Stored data
------------------------------------------------

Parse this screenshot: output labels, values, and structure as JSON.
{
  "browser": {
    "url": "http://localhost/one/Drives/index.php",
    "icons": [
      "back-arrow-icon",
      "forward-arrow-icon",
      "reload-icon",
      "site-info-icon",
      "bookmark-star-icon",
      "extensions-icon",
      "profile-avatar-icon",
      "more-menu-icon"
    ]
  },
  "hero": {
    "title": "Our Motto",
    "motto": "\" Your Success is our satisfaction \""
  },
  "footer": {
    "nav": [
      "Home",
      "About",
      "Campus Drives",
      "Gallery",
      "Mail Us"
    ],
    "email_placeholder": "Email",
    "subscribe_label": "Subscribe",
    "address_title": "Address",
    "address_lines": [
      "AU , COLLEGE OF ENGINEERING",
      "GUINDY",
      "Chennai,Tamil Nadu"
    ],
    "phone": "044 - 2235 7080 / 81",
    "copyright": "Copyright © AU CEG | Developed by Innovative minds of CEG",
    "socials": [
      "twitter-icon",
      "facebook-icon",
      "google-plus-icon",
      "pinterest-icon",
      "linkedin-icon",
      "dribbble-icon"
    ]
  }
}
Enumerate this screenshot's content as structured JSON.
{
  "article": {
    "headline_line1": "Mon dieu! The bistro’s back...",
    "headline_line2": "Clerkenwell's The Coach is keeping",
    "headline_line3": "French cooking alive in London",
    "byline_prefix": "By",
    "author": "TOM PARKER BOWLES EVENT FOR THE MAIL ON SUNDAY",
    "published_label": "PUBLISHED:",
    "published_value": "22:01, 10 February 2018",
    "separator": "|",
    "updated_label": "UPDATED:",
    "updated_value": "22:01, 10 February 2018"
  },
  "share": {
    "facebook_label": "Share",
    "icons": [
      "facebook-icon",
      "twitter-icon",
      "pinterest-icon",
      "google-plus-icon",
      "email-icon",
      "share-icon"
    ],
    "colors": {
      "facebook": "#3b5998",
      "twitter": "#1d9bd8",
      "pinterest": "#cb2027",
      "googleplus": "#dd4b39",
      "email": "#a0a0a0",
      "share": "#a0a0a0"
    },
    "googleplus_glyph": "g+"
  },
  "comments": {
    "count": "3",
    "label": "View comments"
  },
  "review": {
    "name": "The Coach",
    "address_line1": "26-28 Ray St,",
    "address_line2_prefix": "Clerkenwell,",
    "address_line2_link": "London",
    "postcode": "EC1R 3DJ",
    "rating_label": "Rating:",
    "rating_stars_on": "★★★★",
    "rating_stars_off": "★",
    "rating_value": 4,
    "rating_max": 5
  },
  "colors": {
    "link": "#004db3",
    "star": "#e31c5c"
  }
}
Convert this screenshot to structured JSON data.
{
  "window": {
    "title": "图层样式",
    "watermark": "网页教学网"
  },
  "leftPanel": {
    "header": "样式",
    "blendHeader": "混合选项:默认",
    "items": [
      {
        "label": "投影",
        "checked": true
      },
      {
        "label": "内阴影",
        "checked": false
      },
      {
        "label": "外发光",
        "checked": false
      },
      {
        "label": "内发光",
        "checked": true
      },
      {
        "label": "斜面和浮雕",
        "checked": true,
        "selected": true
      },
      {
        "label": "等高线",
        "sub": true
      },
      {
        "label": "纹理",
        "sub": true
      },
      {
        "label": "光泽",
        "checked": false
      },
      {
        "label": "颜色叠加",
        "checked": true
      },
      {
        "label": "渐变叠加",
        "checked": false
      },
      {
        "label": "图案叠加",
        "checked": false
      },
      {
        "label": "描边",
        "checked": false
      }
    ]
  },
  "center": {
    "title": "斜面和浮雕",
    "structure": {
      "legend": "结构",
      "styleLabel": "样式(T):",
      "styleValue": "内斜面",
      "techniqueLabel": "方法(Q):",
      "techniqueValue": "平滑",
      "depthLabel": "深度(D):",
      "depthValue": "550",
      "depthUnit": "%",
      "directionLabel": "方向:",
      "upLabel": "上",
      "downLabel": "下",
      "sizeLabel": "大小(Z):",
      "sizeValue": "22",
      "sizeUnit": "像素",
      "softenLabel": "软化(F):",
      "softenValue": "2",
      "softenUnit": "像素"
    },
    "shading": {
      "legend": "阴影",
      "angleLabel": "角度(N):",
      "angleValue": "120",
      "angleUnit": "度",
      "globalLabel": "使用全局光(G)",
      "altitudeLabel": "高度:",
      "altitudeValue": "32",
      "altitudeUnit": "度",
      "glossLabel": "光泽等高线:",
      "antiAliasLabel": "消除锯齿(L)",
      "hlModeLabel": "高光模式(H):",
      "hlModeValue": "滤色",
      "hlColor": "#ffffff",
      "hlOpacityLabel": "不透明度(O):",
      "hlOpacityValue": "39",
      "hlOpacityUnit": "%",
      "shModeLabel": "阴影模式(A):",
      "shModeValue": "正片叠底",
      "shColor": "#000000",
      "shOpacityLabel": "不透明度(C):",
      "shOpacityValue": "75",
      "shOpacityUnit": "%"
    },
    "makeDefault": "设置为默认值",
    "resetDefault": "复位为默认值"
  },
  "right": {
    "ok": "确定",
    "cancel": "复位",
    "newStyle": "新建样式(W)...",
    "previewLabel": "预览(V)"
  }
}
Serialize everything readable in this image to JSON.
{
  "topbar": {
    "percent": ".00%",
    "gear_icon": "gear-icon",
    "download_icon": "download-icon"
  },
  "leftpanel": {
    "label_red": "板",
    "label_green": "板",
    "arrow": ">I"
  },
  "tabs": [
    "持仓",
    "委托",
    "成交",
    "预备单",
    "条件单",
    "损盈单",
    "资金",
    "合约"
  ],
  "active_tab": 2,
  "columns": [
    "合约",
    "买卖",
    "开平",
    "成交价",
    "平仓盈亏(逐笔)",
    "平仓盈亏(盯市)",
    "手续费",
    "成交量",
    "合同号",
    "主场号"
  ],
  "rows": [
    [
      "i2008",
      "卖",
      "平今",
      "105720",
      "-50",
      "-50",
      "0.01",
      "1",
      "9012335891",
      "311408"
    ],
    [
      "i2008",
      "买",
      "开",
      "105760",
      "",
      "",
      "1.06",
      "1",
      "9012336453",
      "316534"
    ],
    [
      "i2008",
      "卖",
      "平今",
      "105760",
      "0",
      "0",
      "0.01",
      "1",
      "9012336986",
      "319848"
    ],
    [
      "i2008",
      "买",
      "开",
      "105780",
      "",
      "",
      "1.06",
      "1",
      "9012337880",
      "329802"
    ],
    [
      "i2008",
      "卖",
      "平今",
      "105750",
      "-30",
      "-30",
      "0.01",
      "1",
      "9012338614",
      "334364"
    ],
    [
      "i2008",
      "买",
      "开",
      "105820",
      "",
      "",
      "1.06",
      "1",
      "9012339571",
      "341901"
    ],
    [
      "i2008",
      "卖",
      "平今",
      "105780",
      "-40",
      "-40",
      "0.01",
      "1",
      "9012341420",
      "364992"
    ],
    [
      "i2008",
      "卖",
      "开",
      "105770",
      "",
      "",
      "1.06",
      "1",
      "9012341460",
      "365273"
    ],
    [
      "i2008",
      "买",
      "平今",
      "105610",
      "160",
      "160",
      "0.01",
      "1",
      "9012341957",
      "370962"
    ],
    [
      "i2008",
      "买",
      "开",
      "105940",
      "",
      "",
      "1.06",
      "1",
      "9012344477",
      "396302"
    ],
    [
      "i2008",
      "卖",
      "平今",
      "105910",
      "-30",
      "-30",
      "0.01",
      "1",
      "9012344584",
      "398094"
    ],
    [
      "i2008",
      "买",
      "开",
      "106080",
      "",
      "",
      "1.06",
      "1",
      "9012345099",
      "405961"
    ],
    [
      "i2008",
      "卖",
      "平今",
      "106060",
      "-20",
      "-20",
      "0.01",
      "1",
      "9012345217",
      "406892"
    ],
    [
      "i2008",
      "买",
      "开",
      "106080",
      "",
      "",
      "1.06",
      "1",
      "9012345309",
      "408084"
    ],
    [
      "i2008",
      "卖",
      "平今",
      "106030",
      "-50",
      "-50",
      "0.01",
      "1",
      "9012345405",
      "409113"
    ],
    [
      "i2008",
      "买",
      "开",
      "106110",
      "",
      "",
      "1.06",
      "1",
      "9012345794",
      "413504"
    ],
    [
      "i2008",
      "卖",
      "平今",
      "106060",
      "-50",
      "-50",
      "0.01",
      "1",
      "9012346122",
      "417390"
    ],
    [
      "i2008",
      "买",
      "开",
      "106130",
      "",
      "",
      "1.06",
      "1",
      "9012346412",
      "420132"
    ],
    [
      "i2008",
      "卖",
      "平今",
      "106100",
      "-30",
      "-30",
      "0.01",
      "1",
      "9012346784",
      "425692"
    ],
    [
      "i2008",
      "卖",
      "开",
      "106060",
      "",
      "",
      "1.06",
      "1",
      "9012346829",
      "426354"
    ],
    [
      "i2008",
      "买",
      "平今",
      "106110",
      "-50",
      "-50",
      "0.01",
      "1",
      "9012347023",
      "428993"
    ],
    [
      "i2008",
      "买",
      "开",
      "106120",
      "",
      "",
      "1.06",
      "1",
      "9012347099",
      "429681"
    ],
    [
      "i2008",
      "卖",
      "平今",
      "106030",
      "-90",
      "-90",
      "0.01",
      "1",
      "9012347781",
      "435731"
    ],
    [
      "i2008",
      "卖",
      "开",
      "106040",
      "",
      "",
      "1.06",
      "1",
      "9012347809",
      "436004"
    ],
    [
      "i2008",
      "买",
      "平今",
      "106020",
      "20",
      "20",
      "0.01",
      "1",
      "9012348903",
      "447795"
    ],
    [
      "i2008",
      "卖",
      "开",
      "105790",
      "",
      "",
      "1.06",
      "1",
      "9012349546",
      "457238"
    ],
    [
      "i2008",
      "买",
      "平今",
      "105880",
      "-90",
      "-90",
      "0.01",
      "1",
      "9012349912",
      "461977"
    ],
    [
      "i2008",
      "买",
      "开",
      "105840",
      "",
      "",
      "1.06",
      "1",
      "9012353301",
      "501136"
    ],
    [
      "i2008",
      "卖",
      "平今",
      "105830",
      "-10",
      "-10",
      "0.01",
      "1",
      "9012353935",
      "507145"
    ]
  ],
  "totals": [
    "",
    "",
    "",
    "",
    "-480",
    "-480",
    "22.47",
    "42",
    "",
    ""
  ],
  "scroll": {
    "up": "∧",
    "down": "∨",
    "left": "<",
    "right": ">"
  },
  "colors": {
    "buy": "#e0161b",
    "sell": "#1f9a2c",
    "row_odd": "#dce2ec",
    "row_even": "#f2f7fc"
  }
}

------------------------------------------------

Your answer should be a single number: the count of lines containing the word "February".

2